Problem description =
Return all of the entries word for word, but omit the pictures they contain.
........
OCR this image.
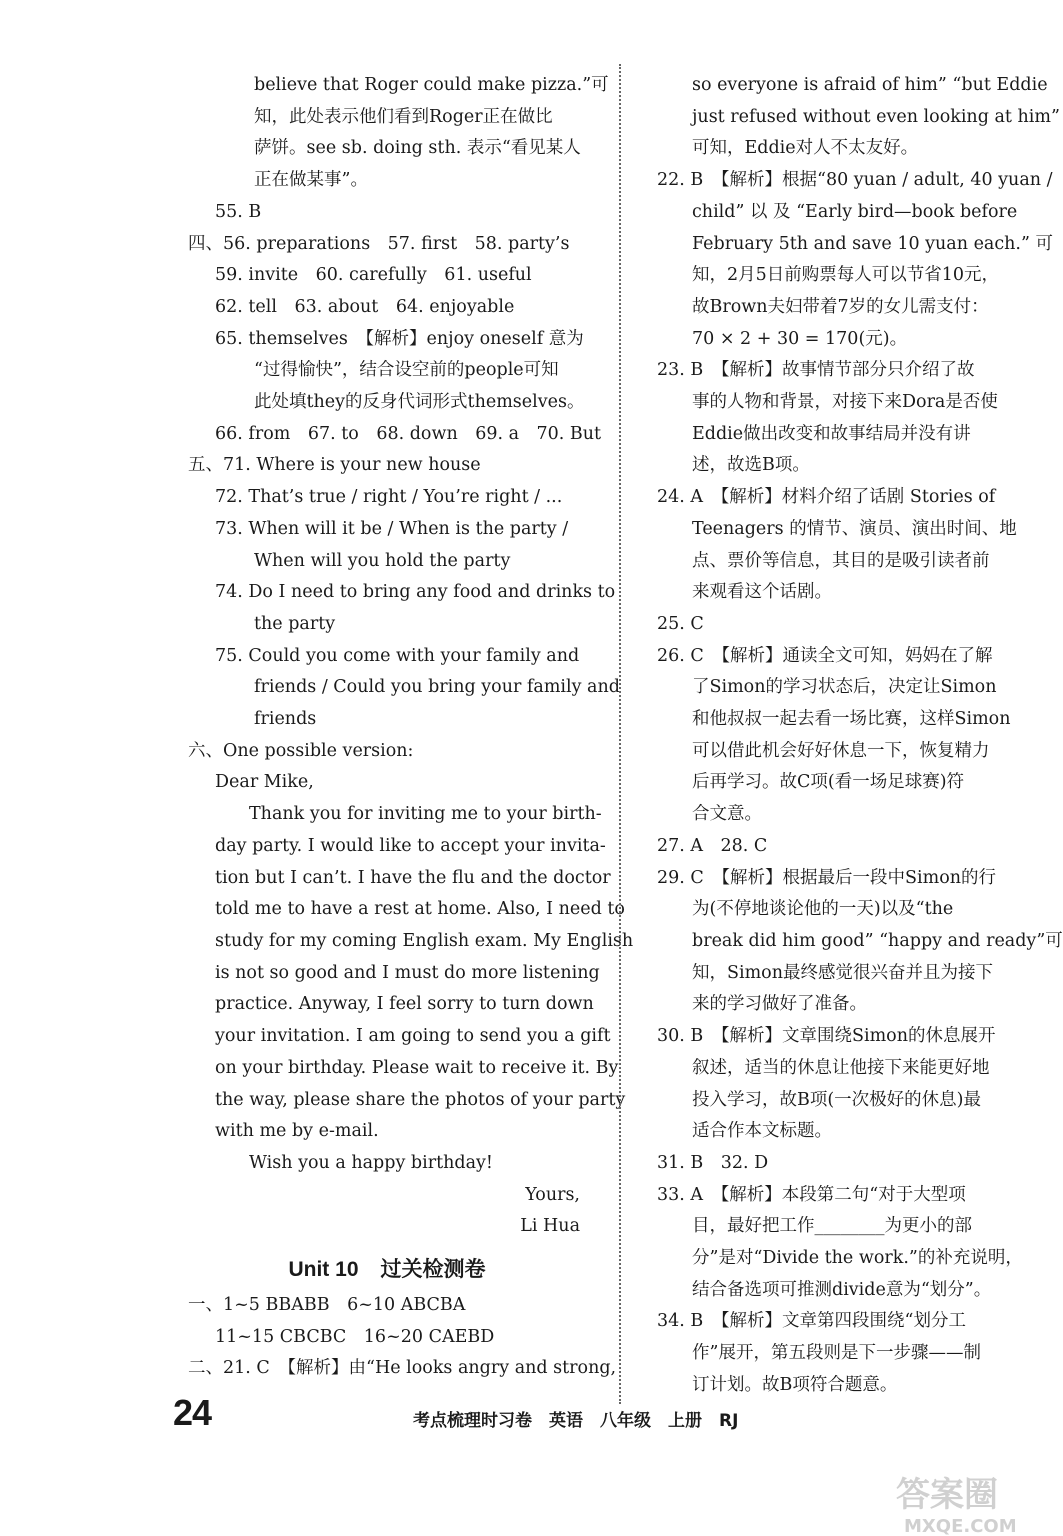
believe that Roger could make pizza.”可
知，此处表示他们看到Roger正在做比
萨饼。see sb. doing sth. 表示“看见某人
正在做某事”。
55. B
四、56. preparations　57. first　58. party’s
59. invite　60. carefully　61. useful
62. tell　63. about　64. enjoyable
65. themselves　【解析】enjoy oneself 意为
“过得愉快”，结合设空前的people可知
此处填they的反身代词形式themselves。
66. from　67. to　68. down　69. a　70. But
五、71. Where is your new house
72. That’s true / right / You’re right / ...
73. When will it be / When is the party /
When will you hold the party
74. Do I need to bring any food and drinks to
the party
75. Could you come with your family and
friends / Could you bring your family and
friends
六、One possible version:
Dear Mike,
Thank you for inviting me to your birth-
day party. I would like to accept your invita-
tion but I can’t. I have the flu and the doctor
told me to have a rest at home. Also, I need to
study for my coming English exam. My English
is not so good and I must do more listening
practice. Anyway, I feel sorry to turn down
your invitation. I am going to send you a gift
on your birthday. Please wait to receive it. By
the way, please share the photos of your party
with me by e-mail.
Wish you a happy birthday!
Yours,
Li Hua
Unit 10 过关检测卷
一、1~5 BBABB　6~10 ABCBA
11~15 CBCBC　16~20 CAEBD
二、21. C　【解析】由“He looks angry and strong,
so everyone is afraid of him” “but Eddie
just refused without even looking at him”
可知，Eddie对人不太友好。
22. B　【解析】根据“80 yuan / adult, 40 yuan /
child” 以 及 “Early bird—book before
February 5th and save 10 yuan each.” 可
知，2月5日前购票每人可以节省10元，
故Brown夫妇带着7岁的女儿需支付：
70 × 2 + 30 = 170(元)。
23. B　【解析】故事情节部分只介绍了故
事的人物和背景，对接下来Dora是否使
Eddie做出改变和故事结局并没有讲
述，故选B项。
24. A　【解析】材料介绍了话剧 Stories of
Teenagers 的情节、演员、演出时间、地
点、票价等信息，其目的是吸引读者前
来观看这个话剧。
25. C
26. C　【解析】通读全文可知，妈妈在了解
了Simon的学习状态后，决定让Simon
和他叔叔一起去看一场比赛，这样Simon
可以借此机会好好休息一下，恢复精力
后再学习。故C项(看一场足球赛)符
合文意。
27. A　28. C
29. C　【解析】根据最后一段中Simon的行
为(不停地谈论他的一天)以及“the
break did him good” “happy and ready”可
知，Simon最终感觉很兴奋并且为接下
来的学习做好了准备。
30. B　【解析】文章围绕Simon的休息展开
叙述，适当的休息让他接下来能更好地
投入学习，故B项(一次极好的休息)最
适合作本文标题。
31. B　32. D
33. A　【解析】本段第二句“对于大型项
目，最好把工作________为更小的部
分”是对“Divide the work.”的补充说明，
结合备选项可推测divide意为“划分”。
34. B　【解析】文章第四段围绕“划分工
作”展开，第五段则是下一步骤——制
订计划。故B项符合题意。
24	考点梳理时习卷　英语　八年级　上册　RJ
答案圈
MXQE.COM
........
Solution to the exercise =
OCR this image.
believe that Roger could make pizza.”可
知，此处表示他们看到Roger正在做比
萨饼。see sb. doing sth. 表示“看见某人
正在做某事”。
55. B
四、56. preparations　57. first　58. party’s
59. invite　60. carefully　61. useful
62. tell　63. about　64. enjoyable
65. themselves　【解析】enjoy oneself 意为
“过得愉快”，结合设空前的people可知
此处填they的反身代词形式themselves。
66. from　67. to　68. down　69. a　70. But
五、71. Where is your new house
72. That’s true / right / You’re right / ...
73. When will it be / When is the party /
When will you hold the party
74. Do I need to bring any food and drinks to
the party
75. Could you come with your family and
friends / Could you bring your family and
friends
六、One possible version:
Dear Mike,
Thank you for inviting me to your birth-
day party. I would like to accept your invita-
tion but I can’t. I have the flu and the doctor
told me to have a rest at home. Also, I need to
study for my coming English exam. My English
is not so good and I must do more listening
practice. Anyway, I feel sorry to turn down
your invitation. I am going to send you a gift
on your birthday. Please wait to receive it. By
the way, please share the photos of your party
with me by e-mail.
Wish you a happy birthday!
Yours,
Li Hua
Unit 10 过关检测卷
一、1~5 BBABB　6~10 ABCBA
11~15 CBCBC　16~20 CAEBD
二、21. C　【解析】由“He looks angry and strong,
so everyone is afraid of him” “but Eddie
just refused without even looking at him”
可知，Eddie对人不太友好。
22. B　【解析】根据“80 yuan / adult, 40 yuan /
child” 以 及 “Early bird—book before
February 5th and save 10 yuan each.” 可
知，2月5日前购票每人可以节省10元，
故Brown夫妇带着7岁的女儿需支付：
70 × 2 + 30 = 170(元)。
23. B　【解析】故事情节部分只介绍了故
事的人物和背景，对接下来Dora是否使
Eddie做出改变和故事结局并没有讲
述，故选B项。
24. A　【解析】材料介绍了话剧 Stories of
Teenagers 的情节、演员、演出时间、地
点、票价等信息，其目的是吸引读者前
来观看这个话剧。
25. C
26. C　【解析】通读全文可知，妈妈在了解
了Simon的学习状态后，决定让Simon
和他叔叔一起去看一场比赛，这样Simon
可以借此机会好好休息一下，恢复精力
后再学习。故C项(看一场足球赛)符
合文意。
27. A　28. C
29. C　【解析】根据最后一段中Simon的行
为(不停地谈论他的一天)以及“the
break did him good” “happy and ready”可
知，Simon最终感觉很兴奋并且为接下
来的学习做好了准备。
30. B　【解析】文章围绕Simon的休息展开
叙述，适当的休息让他接下来能更好地
投入学习，故B项(一次极好的休息)最
适合作本文标题。
31. B　32. D
33. A　【解析】本段第二句“对于大型项
目，最好把工作________为更小的部
分”是对“Divide the work.”的补充说明，
结合备选项可推测divide意为“划分”。
34. B　【解析】文章第四段围绕“划分工
作”展开，第五段则是下一步骤——制
订计划。故B项符合题意。
24	考点梳理时习卷　英语　八年级　上册　RJ
答案圈
MXQE.COM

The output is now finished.